**Task**.
Leave out the pictures and repeat the rest of the material exactly.

**Records shown**.
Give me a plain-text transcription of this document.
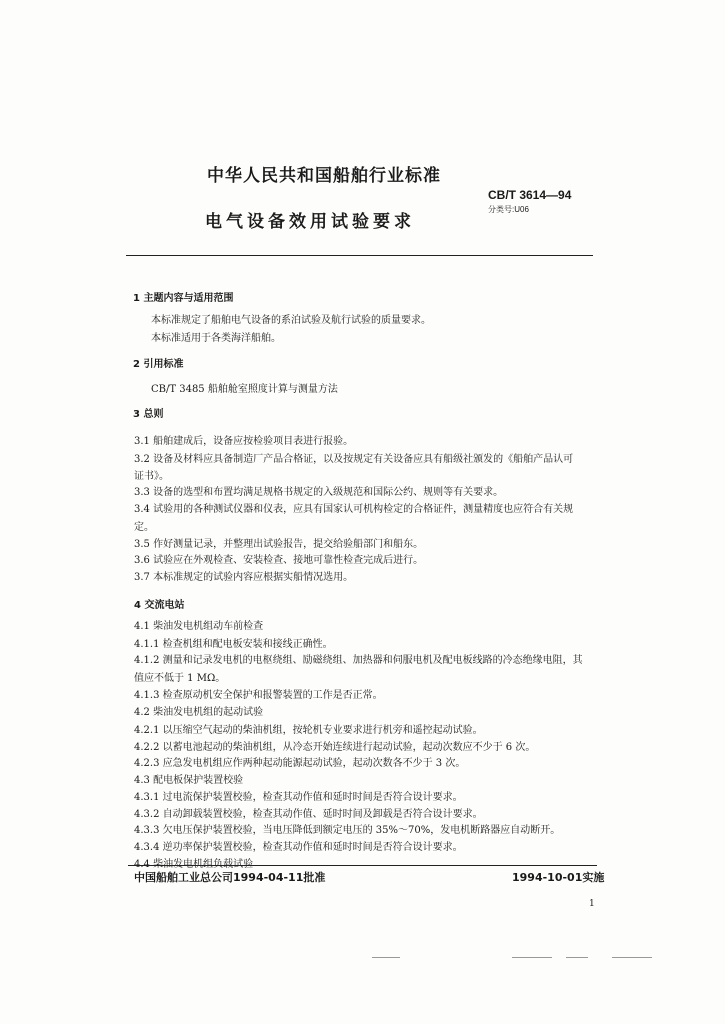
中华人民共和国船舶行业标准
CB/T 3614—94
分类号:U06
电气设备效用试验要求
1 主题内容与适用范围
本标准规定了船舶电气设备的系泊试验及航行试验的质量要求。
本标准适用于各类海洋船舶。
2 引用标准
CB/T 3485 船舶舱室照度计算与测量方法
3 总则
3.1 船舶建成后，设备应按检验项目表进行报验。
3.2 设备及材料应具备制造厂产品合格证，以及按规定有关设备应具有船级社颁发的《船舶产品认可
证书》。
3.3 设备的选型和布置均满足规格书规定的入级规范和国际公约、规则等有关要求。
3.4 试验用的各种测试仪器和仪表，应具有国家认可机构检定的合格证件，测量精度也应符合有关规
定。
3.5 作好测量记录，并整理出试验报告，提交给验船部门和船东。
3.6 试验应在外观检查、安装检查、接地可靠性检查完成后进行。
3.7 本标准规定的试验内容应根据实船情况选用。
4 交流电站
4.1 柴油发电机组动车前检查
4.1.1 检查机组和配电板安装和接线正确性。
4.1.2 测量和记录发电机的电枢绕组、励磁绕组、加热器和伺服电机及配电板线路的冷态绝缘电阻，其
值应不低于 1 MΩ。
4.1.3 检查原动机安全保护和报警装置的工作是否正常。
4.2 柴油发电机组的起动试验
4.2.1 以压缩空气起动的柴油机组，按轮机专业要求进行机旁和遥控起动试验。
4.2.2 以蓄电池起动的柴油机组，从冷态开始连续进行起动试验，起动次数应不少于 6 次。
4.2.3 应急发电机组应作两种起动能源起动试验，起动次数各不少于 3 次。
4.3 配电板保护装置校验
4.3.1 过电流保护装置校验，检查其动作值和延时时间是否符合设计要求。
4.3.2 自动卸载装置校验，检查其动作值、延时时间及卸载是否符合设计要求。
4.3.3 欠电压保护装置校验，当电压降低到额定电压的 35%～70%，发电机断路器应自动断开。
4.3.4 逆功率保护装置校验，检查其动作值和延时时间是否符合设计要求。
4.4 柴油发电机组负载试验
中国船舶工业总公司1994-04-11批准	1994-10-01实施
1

**Result for this task**.
Give me a plain-text transcription of this document.
中华人民共和国船舶行业标准
CB/T 3614—94
分类号:U06
电气设备效用试验要求
1 主题内容与适用范围
本标准规定了船舶电气设备的系泊试验及航行试验的质量要求。
本标准适用于各类海洋船舶。
2 引用标准
CB/T 3485 船舶舱室照度计算与测量方法
3 总则
3.1 船舶建成后，设备应按检验项目表进行报验。
3.2 设备及材料应具备制造厂产品合格证，以及按规定有关设备应具有船级社颁发的《船舶产品认可
证书》。
3.3 设备的选型和布置均满足规格书规定的入级规范和国际公约、规则等有关要求。
3.4 试验用的各种测试仪器和仪表，应具有国家认可机构检定的合格证件，测量精度也应符合有关规
定。
3.5 作好测量记录，并整理出试验报告，提交给验船部门和船东。
3.6 试验应在外观检查、安装检查、接地可靠性检查完成后进行。
3.7 本标准规定的试验内容应根据实船情况选用。
4 交流电站
4.1 柴油发电机组动车前检查
4.1.1 检查机组和配电板安装和接线正确性。
4.1.2 测量和记录发电机的电枢绕组、励磁绕组、加热器和伺服电机及配电板线路的冷态绝缘电阻，其
值应不低于 1 MΩ。
4.1.3 检查原动机安全保护和报警装置的工作是否正常。
4.2 柴油发电机组的起动试验
4.2.1 以压缩空气起动的柴油机组，按轮机专业要求进行机旁和遥控起动试验。
4.2.2 以蓄电池起动的柴油机组，从冷态开始连续进行起动试验，起动次数应不少于 6 次。
4.2.3 应急发电机组应作两种起动能源起动试验，起动次数各不少于 3 次。
4.3 配电板保护装置校验
4.3.1 过电流保护装置校验，检查其动作值和延时时间是否符合设计要求。
4.3.2 自动卸载装置校验，检查其动作值、延时时间及卸载是否符合设计要求。
4.3.3 欠电压保护装置校验，当电压降低到额定电压的 35%～70%，发电机断路器应自动断开。
4.3.4 逆功率保护装置校验，检查其动作值和延时时间是否符合设计要求。
4.4 柴油发电机组负载试验
中国船舶工业总公司1994-04-11批准	1994-10-01实施
1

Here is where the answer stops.